---- Material for this exercise

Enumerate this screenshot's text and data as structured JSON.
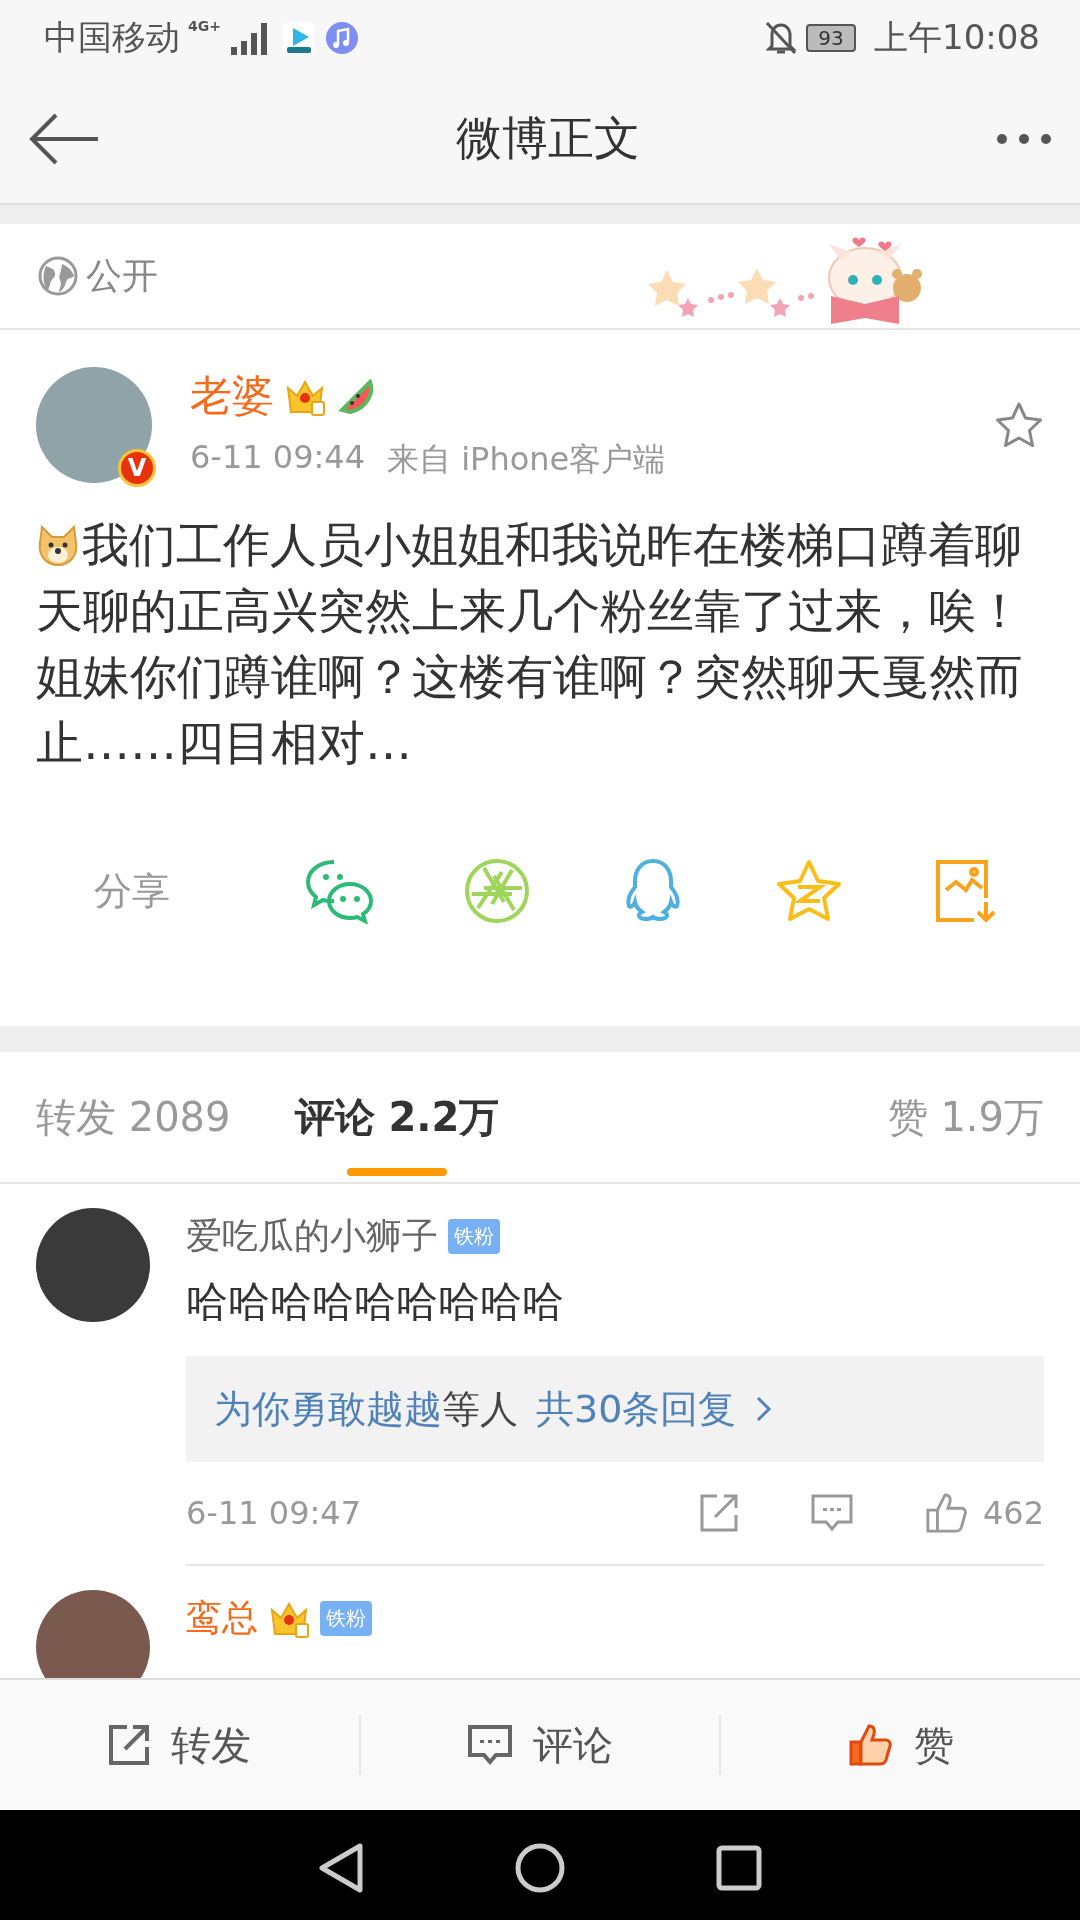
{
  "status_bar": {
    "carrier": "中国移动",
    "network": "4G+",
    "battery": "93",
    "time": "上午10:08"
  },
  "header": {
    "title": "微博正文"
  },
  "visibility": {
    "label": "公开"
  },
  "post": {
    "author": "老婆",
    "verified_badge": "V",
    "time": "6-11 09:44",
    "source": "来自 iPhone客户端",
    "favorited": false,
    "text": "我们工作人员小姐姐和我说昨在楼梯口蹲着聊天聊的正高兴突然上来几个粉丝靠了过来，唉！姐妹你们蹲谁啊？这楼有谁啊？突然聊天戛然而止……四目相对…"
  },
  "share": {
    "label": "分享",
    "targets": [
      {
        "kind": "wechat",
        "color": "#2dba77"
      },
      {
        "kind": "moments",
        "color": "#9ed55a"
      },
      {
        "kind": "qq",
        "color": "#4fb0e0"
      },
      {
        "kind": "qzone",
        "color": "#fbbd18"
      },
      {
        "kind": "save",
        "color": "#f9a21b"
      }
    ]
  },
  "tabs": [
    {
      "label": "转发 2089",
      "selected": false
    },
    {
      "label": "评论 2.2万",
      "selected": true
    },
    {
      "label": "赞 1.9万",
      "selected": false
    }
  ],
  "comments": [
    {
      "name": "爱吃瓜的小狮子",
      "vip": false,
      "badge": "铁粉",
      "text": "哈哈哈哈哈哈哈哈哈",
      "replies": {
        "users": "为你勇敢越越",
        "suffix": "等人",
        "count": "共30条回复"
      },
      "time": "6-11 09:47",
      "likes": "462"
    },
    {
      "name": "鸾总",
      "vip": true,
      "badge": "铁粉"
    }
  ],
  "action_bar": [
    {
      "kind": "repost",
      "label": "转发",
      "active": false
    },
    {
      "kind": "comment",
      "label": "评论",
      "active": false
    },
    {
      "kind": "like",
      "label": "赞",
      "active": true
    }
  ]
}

--------
---- Material for this exercise

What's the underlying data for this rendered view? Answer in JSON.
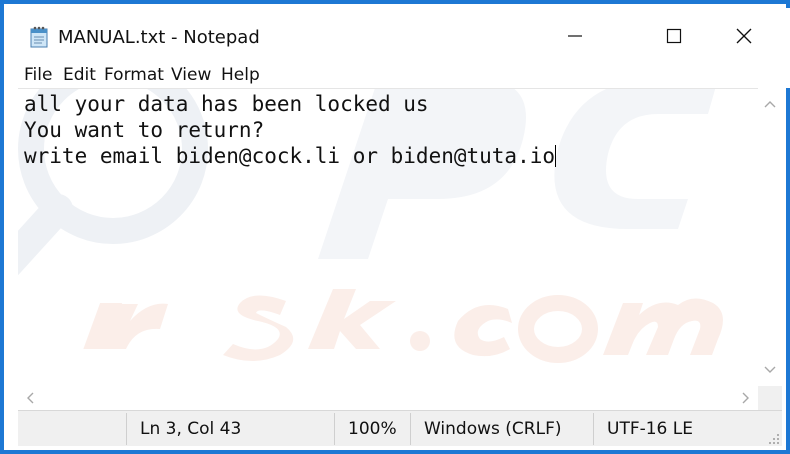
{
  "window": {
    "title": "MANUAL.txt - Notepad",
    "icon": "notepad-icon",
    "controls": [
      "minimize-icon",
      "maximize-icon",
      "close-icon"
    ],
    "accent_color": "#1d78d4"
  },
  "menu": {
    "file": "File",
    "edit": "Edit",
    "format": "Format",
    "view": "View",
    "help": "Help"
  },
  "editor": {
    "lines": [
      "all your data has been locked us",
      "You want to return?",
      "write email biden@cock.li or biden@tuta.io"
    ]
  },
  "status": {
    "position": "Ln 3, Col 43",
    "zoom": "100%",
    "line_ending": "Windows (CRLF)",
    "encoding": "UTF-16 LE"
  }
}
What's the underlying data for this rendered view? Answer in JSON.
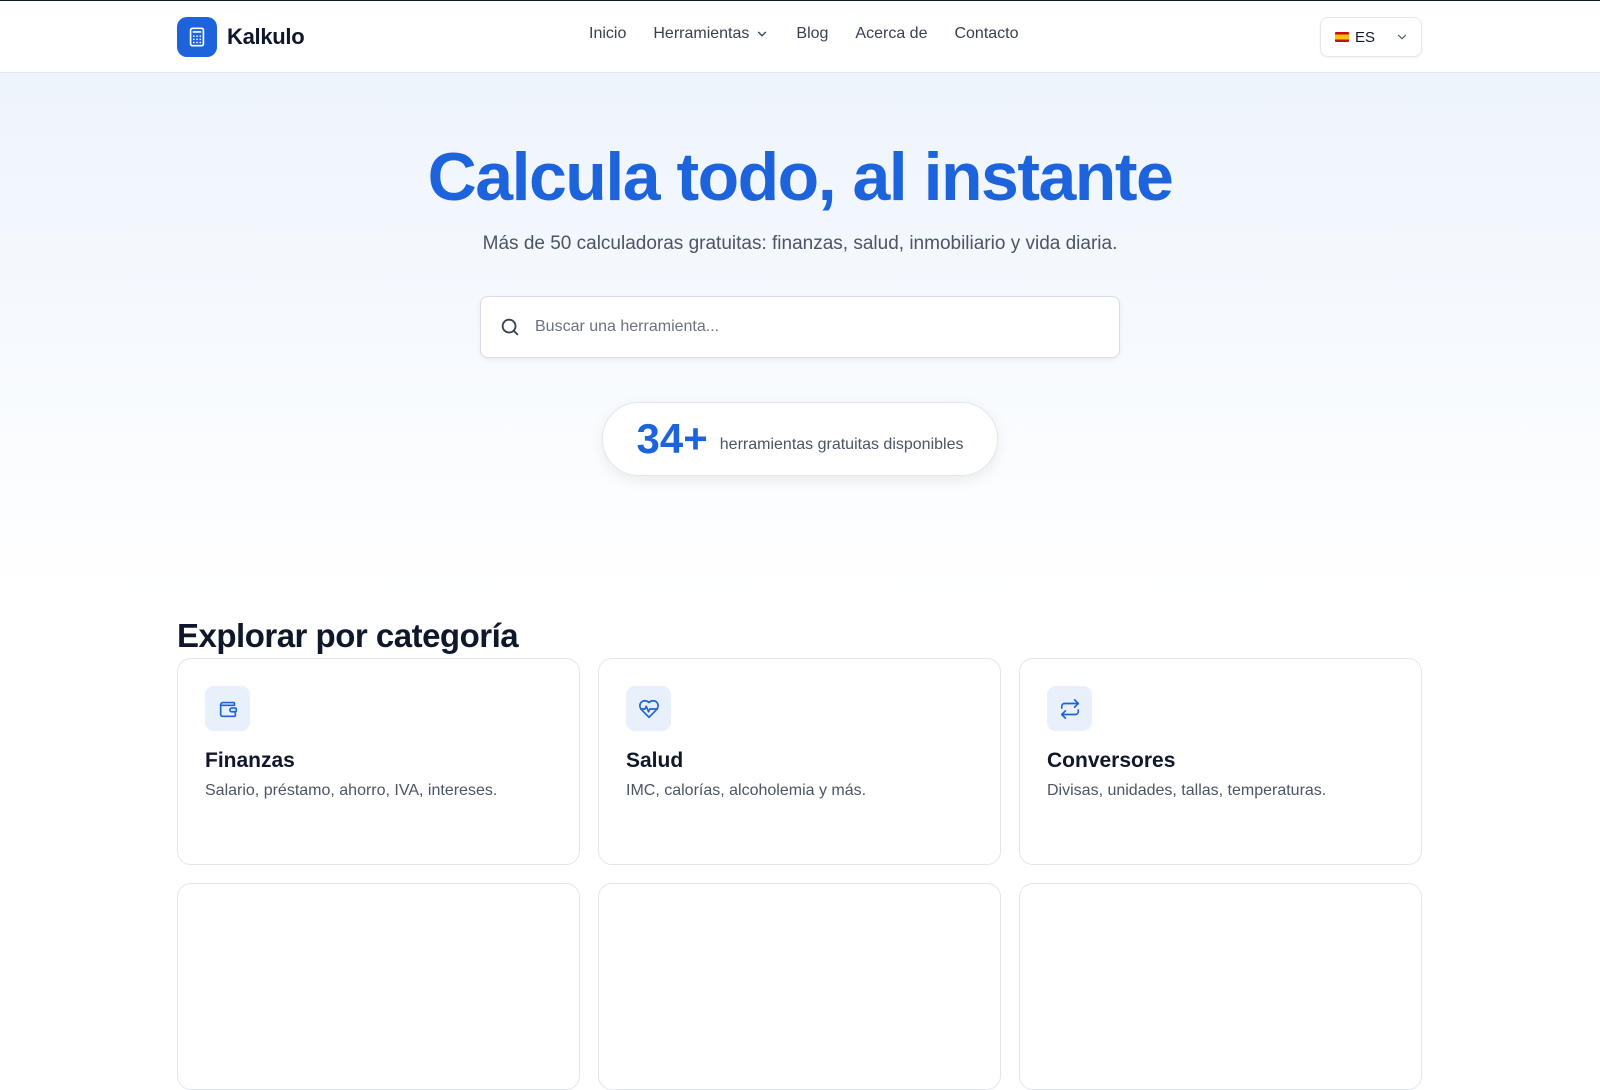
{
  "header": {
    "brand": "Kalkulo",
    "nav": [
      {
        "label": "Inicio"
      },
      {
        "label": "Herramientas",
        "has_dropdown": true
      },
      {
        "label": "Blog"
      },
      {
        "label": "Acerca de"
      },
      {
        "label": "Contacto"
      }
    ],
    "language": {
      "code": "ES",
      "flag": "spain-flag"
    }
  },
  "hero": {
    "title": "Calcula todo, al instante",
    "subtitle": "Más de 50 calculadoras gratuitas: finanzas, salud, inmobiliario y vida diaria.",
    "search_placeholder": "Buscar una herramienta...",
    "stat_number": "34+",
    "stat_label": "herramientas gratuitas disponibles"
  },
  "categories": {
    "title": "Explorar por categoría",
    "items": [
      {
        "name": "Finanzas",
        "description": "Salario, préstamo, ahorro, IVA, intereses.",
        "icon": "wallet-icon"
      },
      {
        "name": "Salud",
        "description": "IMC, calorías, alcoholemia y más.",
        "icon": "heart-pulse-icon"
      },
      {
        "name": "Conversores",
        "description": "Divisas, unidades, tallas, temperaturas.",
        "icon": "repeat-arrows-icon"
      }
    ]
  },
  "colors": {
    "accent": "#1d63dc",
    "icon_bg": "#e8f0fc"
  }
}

--------
---- Material for this exercise

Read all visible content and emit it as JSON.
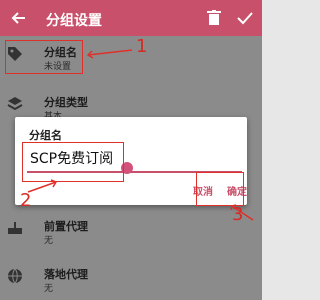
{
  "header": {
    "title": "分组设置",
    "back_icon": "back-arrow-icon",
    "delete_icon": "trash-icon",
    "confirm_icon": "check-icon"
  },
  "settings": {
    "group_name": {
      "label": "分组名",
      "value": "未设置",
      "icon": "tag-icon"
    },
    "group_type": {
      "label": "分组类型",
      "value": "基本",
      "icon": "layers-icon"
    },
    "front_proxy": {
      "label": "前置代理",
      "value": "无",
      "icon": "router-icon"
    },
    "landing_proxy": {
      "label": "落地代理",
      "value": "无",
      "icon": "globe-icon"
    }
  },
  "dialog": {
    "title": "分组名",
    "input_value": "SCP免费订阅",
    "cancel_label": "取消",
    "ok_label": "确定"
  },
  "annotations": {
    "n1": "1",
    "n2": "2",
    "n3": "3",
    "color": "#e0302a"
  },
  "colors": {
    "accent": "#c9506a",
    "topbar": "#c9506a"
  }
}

--------

[Required work] Tally every line of the data that holds the word "gratuitas" and write the count alone.

[Final answer] 2